» **What is asked**
Will you give the material below again, every line exactly as it is?

--- START Source material ---

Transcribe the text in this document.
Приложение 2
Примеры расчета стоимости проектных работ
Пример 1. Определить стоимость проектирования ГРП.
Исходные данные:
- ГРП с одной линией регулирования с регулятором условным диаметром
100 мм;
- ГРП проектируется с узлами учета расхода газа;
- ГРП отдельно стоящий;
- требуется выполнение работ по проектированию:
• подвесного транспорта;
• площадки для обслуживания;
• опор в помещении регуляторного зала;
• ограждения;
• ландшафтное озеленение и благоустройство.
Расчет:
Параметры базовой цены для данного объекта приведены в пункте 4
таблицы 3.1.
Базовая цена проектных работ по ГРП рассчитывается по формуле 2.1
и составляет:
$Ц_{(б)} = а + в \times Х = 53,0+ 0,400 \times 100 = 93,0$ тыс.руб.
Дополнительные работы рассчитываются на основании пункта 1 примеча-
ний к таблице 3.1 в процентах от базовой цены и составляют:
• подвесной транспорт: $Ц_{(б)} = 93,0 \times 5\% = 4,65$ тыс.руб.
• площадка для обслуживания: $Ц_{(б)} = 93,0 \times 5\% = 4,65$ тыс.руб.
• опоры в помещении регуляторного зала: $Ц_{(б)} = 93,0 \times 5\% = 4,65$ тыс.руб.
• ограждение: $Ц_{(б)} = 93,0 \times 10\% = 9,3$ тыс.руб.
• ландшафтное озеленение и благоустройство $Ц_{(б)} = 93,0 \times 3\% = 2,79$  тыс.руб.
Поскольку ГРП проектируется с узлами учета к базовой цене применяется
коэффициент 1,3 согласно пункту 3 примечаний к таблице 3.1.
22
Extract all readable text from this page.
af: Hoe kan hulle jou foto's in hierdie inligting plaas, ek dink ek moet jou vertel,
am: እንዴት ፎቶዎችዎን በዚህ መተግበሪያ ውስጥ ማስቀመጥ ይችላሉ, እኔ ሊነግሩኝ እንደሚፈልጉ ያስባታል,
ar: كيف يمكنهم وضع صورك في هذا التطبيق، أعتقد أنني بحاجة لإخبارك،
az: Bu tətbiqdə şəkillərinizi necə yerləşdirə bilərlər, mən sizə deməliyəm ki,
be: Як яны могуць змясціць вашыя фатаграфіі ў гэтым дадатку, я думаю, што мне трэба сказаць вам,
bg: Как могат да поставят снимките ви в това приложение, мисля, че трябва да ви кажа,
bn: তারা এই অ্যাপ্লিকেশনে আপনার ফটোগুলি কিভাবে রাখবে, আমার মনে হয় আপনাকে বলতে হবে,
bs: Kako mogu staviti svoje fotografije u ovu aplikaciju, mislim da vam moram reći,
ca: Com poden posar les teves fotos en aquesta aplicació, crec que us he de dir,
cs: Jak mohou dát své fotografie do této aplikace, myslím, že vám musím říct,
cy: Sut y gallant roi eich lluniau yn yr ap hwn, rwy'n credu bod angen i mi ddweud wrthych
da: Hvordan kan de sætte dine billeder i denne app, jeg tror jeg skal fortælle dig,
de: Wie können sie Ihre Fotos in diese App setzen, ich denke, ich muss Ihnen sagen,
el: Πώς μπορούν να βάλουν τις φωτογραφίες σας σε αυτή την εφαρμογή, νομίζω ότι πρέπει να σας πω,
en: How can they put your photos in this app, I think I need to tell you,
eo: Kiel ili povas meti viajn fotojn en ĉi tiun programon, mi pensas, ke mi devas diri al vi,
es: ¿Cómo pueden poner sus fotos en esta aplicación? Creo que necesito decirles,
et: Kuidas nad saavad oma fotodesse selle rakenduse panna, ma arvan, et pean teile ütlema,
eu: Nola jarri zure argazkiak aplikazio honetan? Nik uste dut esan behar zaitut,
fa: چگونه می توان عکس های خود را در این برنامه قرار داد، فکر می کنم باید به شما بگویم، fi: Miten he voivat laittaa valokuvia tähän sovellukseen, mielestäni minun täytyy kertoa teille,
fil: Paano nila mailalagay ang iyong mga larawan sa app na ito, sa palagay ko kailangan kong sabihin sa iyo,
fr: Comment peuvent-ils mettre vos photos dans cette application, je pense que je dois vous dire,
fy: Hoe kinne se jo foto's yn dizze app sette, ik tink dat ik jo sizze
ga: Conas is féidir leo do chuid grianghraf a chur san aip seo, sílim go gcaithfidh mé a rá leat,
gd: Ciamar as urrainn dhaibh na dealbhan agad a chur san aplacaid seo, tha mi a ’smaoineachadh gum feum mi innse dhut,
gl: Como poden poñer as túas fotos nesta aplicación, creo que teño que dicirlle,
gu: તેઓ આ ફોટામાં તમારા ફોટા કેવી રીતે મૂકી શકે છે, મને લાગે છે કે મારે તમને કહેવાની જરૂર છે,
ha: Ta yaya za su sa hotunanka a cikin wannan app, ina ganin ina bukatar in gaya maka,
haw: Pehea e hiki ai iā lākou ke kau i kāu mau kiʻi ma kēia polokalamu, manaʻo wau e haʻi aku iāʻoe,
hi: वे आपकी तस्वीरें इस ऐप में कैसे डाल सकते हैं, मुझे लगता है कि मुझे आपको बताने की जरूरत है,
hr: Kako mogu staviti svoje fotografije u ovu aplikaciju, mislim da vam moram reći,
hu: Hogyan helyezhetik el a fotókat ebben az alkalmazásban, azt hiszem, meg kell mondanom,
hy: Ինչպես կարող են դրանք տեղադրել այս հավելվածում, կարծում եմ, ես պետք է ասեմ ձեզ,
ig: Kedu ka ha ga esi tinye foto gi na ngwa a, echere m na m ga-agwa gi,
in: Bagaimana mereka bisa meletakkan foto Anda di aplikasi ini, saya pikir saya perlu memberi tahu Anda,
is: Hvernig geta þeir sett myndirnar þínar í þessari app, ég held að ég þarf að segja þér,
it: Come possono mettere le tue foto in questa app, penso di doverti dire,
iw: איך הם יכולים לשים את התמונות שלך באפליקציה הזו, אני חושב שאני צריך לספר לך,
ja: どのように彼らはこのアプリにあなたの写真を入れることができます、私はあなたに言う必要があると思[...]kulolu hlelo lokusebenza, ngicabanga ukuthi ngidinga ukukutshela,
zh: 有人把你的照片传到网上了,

--- END Source material ---

» **Exercise answer**
Transcribe the text in this document.
Приложение 2
Примеры расчета стоимости проектных работ
Пример 1. Определить стоимость проектирования ГРП.
Исходные данные:
- ГРП с одной линией регулирования с регулятором условным диаметром
100 мм;
- ГРП проектируется с узлами учета расхода газа;
- ГРП отдельно стоящий;
- требуется выполнение работ по проектированию:
• подвесного транспорта;
• площадки для обслуживания;
• опор в помещении регуляторного зала;
• ограждения;
• ландшафтное озеленение и благоустройство.
Расчет:
Параметры базовой цены для данного объекта приведены в пункте 4
таблицы 3.1.
Базовая цена проектных работ по ГРП рассчитывается по формуле 2.1
и составляет:
$Ц_{(б)} = а + в \times Х = 53,0+ 0,400 \times 100 = 93,0$ тыс.руб.
Дополнительные работы рассчитываются на основании пункта 1 примеча-
ний к таблице 3.1 в процентах от базовой цены и составляют:
• подвесной транспорт: $Ц_{(б)} = 93,0 \times 5\% = 4,65$ тыс.руб.
• площадка для обслуживания: $Ц_{(б)} = 93,0 \times 5\% = 4,65$ тыс.руб.
• опоры в помещении регуляторного зала: $Ц_{(б)} = 93,0 \times 5\% = 4,65$ тыс.руб.
• ограждение: $Ц_{(б)} = 93,0 \times 10\% = 9,3$ тыс.руб.
• ландшафтное озеленение и благоустройство $Ц_{(б)} = 93,0 \times 3\% = 2,79$  тыс.руб.
Поскольку ГРП проектируется с узлами учета к базовой цене применяется
коэффициент 1,3 согласно пункту 3 примечаний к таблице 3.1.
22
Extract all readable text from this page.
af: Hoe kan hulle jou foto's in hierdie inligting plaas, ek dink ek moet jou vertel,
am: እንዴት ፎቶዎችዎን በዚህ መተግበሪያ ውስጥ ማስቀመጥ ይችላሉ, እኔ ሊነግሩኝ እንደሚፈልጉ ያስባታል,
ar: كيف يمكنهم وضع صورك في هذا التطبيق، أعتقد أنني بحاجة لإخبارك،
az: Bu tətbiqdə şəkillərinizi necə yerləşdirə bilərlər, mən sizə deməliyəm ki,
be: Як яны могуць змясціць вашыя фатаграфіі ў гэтым дадатку, я думаю, што мне трэба сказаць вам,
bg: Как могат да поставят снимките ви в това приложение, мисля, че трябва да ви кажа,
bn: তারা এই অ্যাপ্লিকেশনে আপনার ফটোগুলি কিভাবে রাখবে, আমার মনে হয় আপনাকে বলতে হবে,
bs: Kako mogu staviti svoje fotografije u ovu aplikaciju, mislim da vam moram reći,
ca: Com poden posar les teves fotos en aquesta aplicació, crec que us he de dir,
cs: Jak mohou dát své fotografie do této aplikace, myslím, že vám musím říct,
cy: Sut y gallant roi eich lluniau yn yr ap hwn, rwy'n credu bod angen i mi ddweud wrthych
da: Hvordan kan de sætte dine billeder i denne app, jeg tror jeg skal fortælle dig,
de: Wie können sie Ihre Fotos in diese App setzen, ich denke, ich muss Ihnen sagen,
el: Πώς μπορούν να βάλουν τις φωτογραφίες σας σε αυτή την εφαρμογή, νομίζω ότι πρέπει να σας πω,
en: How can they put your photos in this app, I think I need to tell you,
eo: Kiel ili povas meti viajn fotojn en ĉi tiun programon, mi pensas, ke mi devas diri al vi,
es: ¿Cómo pueden poner sus fotos en esta aplicación? Creo que necesito decirles,
et: Kuidas nad saavad oma fotodesse selle rakenduse panna, ma arvan, et pean teile ütlema,
eu: Nola jarri zure argazkiak aplikazio honetan? Nik uste dut esan behar zaitut,
fa: چگونه می توان عکس های خود را در این برنامه قرار داد، فکر می کنم باید به شما بگویم، fi: Miten he voivat laittaa valokuvia tähän sovellukseen, mielestäni minun täytyy kertoa teille,
fil: Paano nila mailalagay ang iyong mga larawan sa app na ito, sa palagay ko kailangan kong sabihin sa iyo,
fr: Comment peuvent-ils mettre vos photos dans cette application, je pense que je dois vous dire,
fy: Hoe kinne se jo foto's yn dizze app sette, ik tink dat ik jo sizze
ga: Conas is féidir leo do chuid grianghraf a chur san aip seo, sílim go gcaithfidh mé a rá leat,
gd: Ciamar as urrainn dhaibh na dealbhan agad a chur san aplacaid seo, tha mi a ’smaoineachadh gum feum mi innse dhut,
gl: Como poden poñer as túas fotos nesta aplicación, creo que teño que dicirlle,
gu: તેઓ આ ફોટામાં તમારા ફોટા કેવી રીતે મૂકી શકે છે, મને લાગે છે કે મારે તમને કહેવાની જરૂર છે,
ha: Ta yaya za su sa hotunanka a cikin wannan app, ina ganin ina bukatar in gaya maka,
haw: Pehea e hiki ai iā lākou ke kau i kāu mau kiʻi ma kēia polokalamu, manaʻo wau e haʻi aku iāʻoe,
hi: वे आपकी तस्वीरें इस ऐप में कैसे डाल सकते हैं, मुझे लगता है कि मुझे आपको बताने की जरूरत है,
hr: Kako mogu staviti svoje fotografije u ovu aplikaciju, mislim da vam moram reći,
hu: Hogyan helyezhetik el a fotókat ebben az alkalmazásban, azt hiszem, meg kell mondanom,
hy: Ինչպես կարող են դրանք տեղադրել այս հավելվածում, կարծում եմ, ես պետք է ասեմ ձեզ,
ig: Kedu ka ha ga esi tinye foto gi na ngwa a, echere m na m ga-agwa gi,
in: Bagaimana mereka bisa meletakkan foto Anda di aplikasi ini, saya pikir saya perlu memberi tahu Anda,
is: Hvernig geta þeir sett myndirnar þínar í þessari app, ég held að ég þarf að segja þér,
it: Come possono mettere le tue foto in questa app, penso di doverti dire,
iw: איך הם יכולים לשים את התמונות שלך באפליקציה הזו, אני חושב שאני צריך לספר לך,
ja: どのように彼らはこのアプリにあなたの写真を入れることができます、私はあなたに言う必要があると思[...]kulolu hlelo lokusebenza, ngicabanga ukuthi ngidinga ukukutshela,
zh: 有人把你的照片传到网上了,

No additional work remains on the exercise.